_RECORDS FOR THE EXERCISE_:
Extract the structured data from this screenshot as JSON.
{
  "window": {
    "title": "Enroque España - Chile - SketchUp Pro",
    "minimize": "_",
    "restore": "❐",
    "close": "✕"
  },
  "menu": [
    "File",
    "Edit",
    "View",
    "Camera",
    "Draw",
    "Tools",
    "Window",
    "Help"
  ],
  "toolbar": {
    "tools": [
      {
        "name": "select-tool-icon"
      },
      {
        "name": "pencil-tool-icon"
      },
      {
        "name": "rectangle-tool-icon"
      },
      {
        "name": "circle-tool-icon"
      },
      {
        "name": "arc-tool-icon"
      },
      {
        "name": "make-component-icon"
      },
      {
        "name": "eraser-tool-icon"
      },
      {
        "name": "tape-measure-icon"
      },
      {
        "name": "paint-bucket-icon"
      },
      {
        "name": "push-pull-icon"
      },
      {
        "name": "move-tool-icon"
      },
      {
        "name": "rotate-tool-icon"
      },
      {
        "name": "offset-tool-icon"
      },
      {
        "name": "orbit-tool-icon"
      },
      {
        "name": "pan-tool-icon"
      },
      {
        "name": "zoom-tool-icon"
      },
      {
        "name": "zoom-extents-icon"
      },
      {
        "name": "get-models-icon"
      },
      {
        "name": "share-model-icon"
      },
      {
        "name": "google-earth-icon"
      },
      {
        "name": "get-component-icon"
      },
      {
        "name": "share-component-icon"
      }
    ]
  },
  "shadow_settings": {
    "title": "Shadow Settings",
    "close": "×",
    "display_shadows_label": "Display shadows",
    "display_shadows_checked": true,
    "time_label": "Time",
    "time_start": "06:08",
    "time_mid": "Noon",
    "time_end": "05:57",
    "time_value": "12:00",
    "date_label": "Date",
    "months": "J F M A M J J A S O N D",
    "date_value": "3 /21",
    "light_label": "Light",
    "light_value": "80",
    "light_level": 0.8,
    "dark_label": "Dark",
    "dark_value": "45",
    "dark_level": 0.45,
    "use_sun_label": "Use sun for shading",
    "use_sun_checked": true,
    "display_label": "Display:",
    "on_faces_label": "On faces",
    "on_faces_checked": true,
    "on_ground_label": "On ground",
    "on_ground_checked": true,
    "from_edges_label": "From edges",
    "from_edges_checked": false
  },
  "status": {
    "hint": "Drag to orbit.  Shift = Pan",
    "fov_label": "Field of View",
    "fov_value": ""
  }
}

_YOUR OBJECTIVE_: Generate an exact reproduction of all entries.

_RIGHT ANSWER_:
Extract the structured data from this screenshot as JSON.
{
  "window": {
    "title": "Enroque España - Chile - SketchUp Pro",
    "minimize": "_",
    "restore": "❐",
    "close": "✕"
  },
  "menu": [
    "File",
    "Edit",
    "View",
    "Camera",
    "Draw",
    "Tools",
    "Window",
    "Help"
  ],
  "toolbar": {
    "tools": [
      {
        "name": "select-tool-icon"
      },
      {
        "name": "pencil-tool-icon"
      },
      {
        "name": "rectangle-tool-icon"
      },
      {
        "name": "circle-tool-icon"
      },
      {
        "name": "arc-tool-icon"
      },
      {
        "name": "make-component-icon"
      },
      {
        "name": "eraser-tool-icon"
      },
      {
        "name": "tape-measure-icon"
      },
      {
        "name": "paint-bucket-icon"
      },
      {
        "name": "push-pull-icon"
      },
      {
        "name": "move-tool-icon"
      },
      {
        "name": "rotate-tool-icon"
      },
      {
        "name": "offset-tool-icon"
      },
      {
        "name": "orbit-tool-icon"
      },
      {
        "name": "pan-tool-icon"
      },
      {
        "name": "zoom-tool-icon"
      },
      {
        "name": "zoom-extents-icon"
      },
      {
        "name": "get-models-icon"
      },
      {
        "name": "share-model-icon"
      },
      {
        "name": "google-earth-icon"
      },
      {
        "name": "get-component-icon"
      },
      {
        "name": "share-component-icon"
      }
    ]
  },
  "shadow_settings": {
    "title": "Shadow Settings",
    "close": "×",
    "display_shadows_label": "Display shadows",
    "display_shadows_checked": true,
    "time_label": "Time",
    "time_start": "06:08",
    "time_mid": "Noon",
    "time_end": "05:57",
    "time_value": "12:00",
    "date_label": "Date",
    "months": "J F M A M J J A S O N D",
    "date_value": "3 /21",
    "light_label": "Light",
    "light_value": "80",
    "light_level": 0.8,
    "dark_label": "Dark",
    "dark_value": "45",
    "dark_level": 0.45,
    "use_sun_label": "Use sun for shading",
    "use_sun_checked": true,
    "display_label": "Display:",
    "on_faces_label": "On faces",
    "on_faces_checked": true,
    "on_ground_label": "On ground",
    "on_ground_checked": true,
    "from_edges_label": "From edges",
    "from_edges_checked": false
  },
  "status": {
    "hint": "Drag to orbit.  Shift = Pan",
    "fov_label": "Field of View",
    "fov_value": ""
  }
}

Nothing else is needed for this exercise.